_REQUEST_
Whenever a line below holds the word "процессов", copy that line.

::::::::

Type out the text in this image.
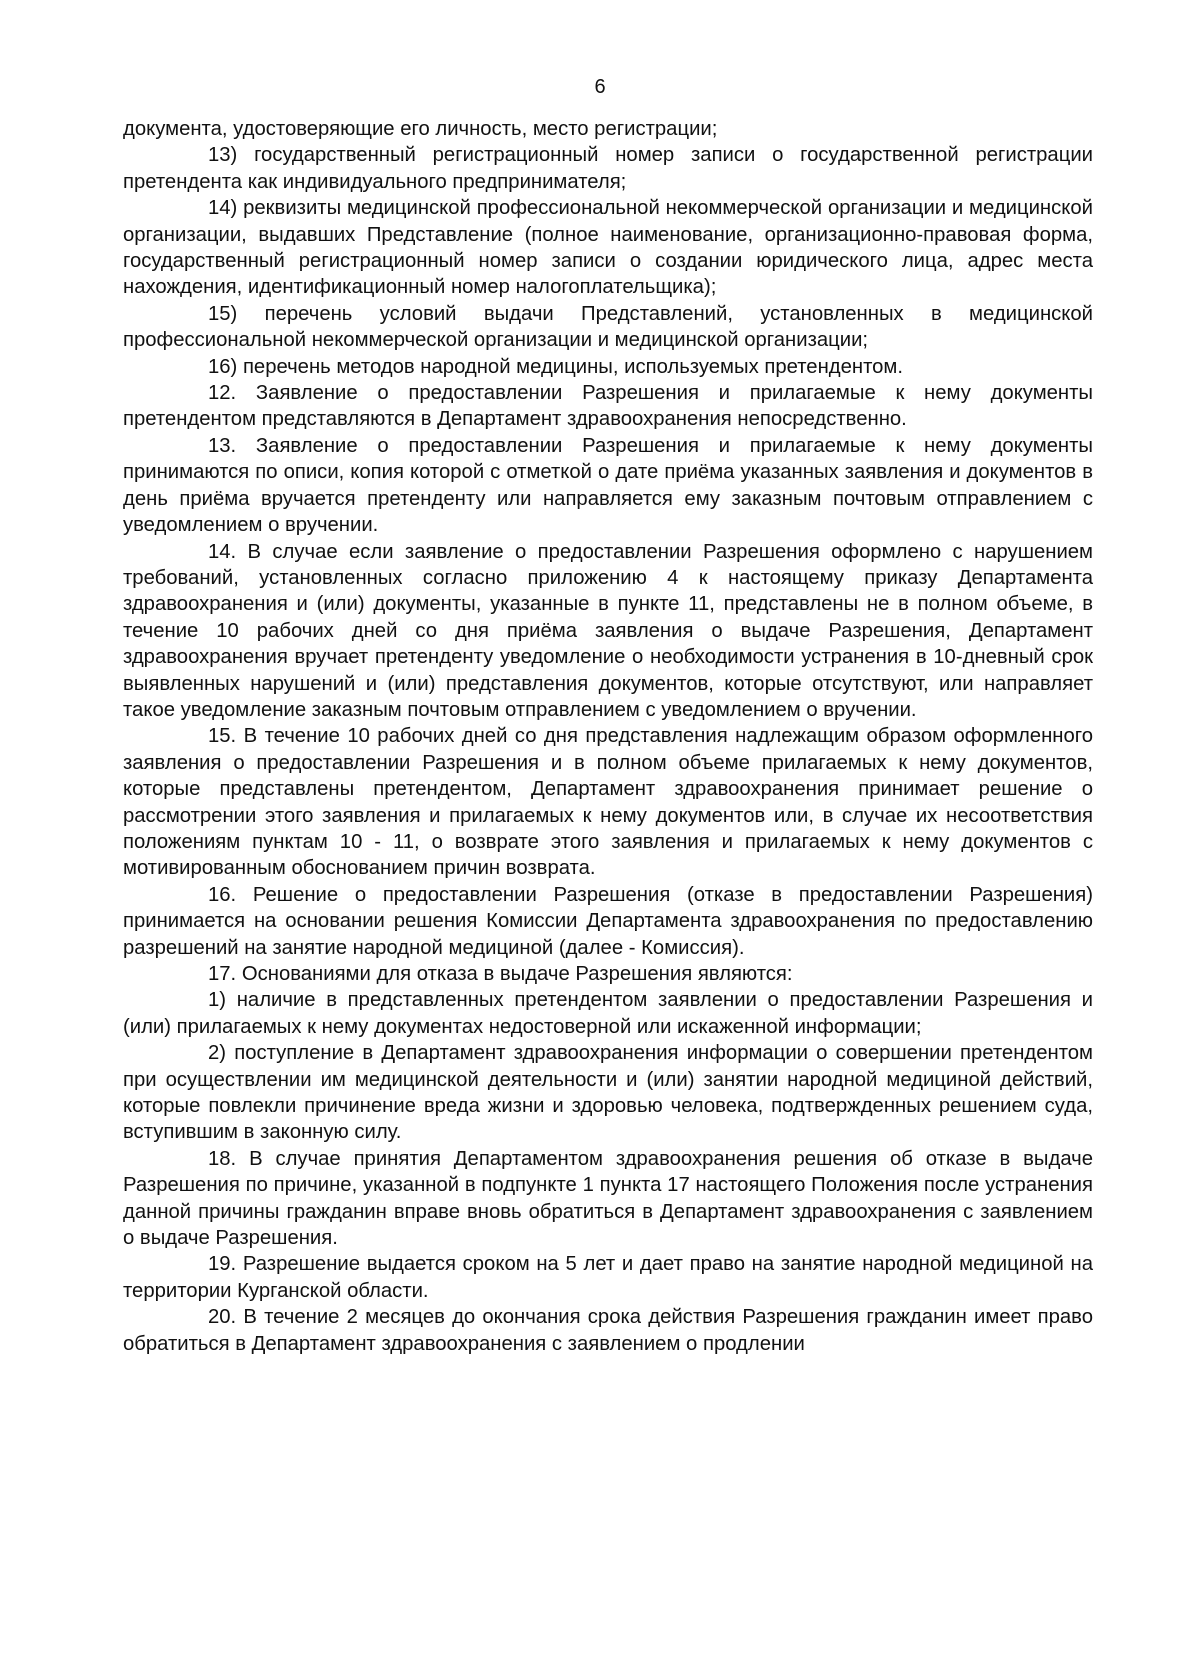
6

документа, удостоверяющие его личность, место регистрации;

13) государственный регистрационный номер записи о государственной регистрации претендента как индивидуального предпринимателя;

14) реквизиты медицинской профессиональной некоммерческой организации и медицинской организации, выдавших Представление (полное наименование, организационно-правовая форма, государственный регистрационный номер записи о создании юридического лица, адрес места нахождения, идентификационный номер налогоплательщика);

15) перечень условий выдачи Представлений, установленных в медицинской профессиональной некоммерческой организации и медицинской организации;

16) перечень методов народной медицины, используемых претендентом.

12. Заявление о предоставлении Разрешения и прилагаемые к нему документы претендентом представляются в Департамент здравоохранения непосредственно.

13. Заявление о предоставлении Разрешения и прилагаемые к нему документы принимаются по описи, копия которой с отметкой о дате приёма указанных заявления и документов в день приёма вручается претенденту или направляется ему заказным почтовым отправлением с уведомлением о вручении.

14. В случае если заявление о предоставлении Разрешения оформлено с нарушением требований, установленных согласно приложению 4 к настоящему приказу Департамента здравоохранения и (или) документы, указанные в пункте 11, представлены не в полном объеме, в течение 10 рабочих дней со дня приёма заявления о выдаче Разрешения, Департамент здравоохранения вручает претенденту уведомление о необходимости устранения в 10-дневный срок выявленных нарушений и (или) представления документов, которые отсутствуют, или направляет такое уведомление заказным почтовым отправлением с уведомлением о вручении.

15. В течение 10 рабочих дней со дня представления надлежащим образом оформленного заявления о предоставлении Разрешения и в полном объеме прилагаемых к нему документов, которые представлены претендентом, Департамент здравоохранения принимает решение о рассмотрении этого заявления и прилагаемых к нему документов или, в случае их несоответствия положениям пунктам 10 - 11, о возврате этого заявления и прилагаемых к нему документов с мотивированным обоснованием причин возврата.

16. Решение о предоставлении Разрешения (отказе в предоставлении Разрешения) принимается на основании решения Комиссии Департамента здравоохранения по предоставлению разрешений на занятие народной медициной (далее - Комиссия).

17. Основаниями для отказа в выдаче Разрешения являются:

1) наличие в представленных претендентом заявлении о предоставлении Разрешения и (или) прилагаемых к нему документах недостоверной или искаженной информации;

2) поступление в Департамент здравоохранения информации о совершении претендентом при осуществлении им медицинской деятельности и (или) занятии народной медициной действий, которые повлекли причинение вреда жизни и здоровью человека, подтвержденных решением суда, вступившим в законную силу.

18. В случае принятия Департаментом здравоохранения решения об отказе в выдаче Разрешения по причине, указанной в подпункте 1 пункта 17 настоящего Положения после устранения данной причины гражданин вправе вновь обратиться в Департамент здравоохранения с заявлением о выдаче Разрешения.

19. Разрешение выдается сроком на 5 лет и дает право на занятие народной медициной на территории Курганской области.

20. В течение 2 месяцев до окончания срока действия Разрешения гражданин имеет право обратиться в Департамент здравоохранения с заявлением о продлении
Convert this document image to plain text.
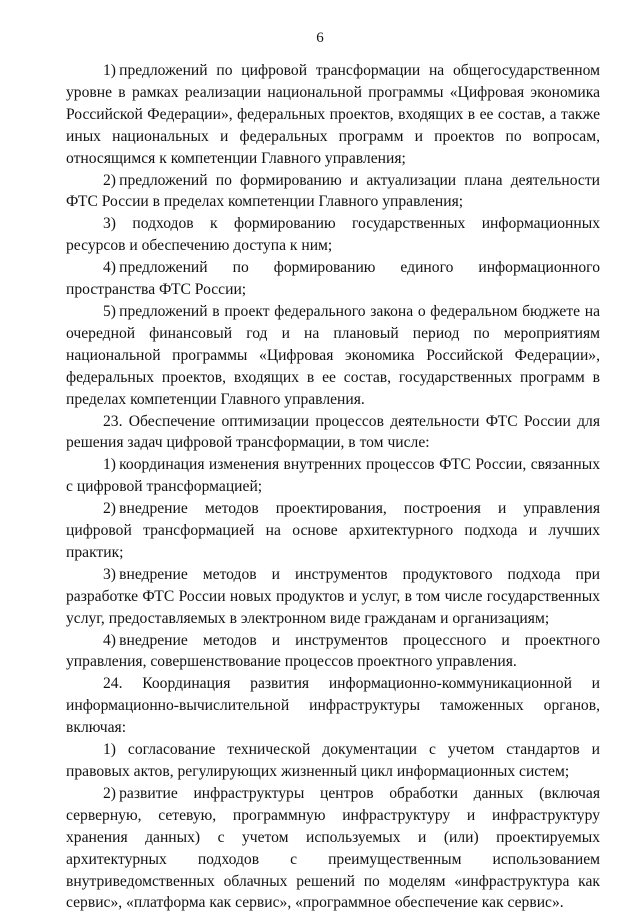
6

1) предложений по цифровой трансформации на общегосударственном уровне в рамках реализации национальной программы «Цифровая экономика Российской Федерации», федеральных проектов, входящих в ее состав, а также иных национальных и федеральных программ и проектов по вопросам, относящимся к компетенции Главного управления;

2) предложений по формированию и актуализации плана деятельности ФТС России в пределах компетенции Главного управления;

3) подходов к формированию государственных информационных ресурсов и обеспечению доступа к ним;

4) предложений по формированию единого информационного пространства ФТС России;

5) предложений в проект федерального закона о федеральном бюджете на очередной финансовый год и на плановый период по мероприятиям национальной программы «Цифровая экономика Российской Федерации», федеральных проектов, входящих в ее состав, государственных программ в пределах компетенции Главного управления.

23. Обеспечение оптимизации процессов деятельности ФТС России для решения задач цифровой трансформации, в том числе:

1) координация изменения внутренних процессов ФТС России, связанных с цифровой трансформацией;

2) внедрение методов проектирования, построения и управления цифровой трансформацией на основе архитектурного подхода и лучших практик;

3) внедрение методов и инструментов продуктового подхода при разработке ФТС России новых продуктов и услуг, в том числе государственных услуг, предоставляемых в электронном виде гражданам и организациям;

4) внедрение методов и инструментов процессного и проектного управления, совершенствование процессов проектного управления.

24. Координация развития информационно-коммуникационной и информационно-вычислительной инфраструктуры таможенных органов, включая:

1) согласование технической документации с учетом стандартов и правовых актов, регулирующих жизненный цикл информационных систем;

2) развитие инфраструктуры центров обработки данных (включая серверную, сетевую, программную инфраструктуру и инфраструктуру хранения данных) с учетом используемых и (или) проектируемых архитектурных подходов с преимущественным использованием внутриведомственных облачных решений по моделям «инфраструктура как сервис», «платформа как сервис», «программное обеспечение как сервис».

::::::::

_RESPONSE TO THE TASK_
23. Обеспечение оптимизации процессов деятельности ФТС России для решения задач цифровой трансформации, в том числе:
1) координация изменения внутренних процессов ФТС России, связанных с цифровой трансформацией;
4) внедрение методов и инструментов процессного и проектного управления, совершенствование процессов проектного управления.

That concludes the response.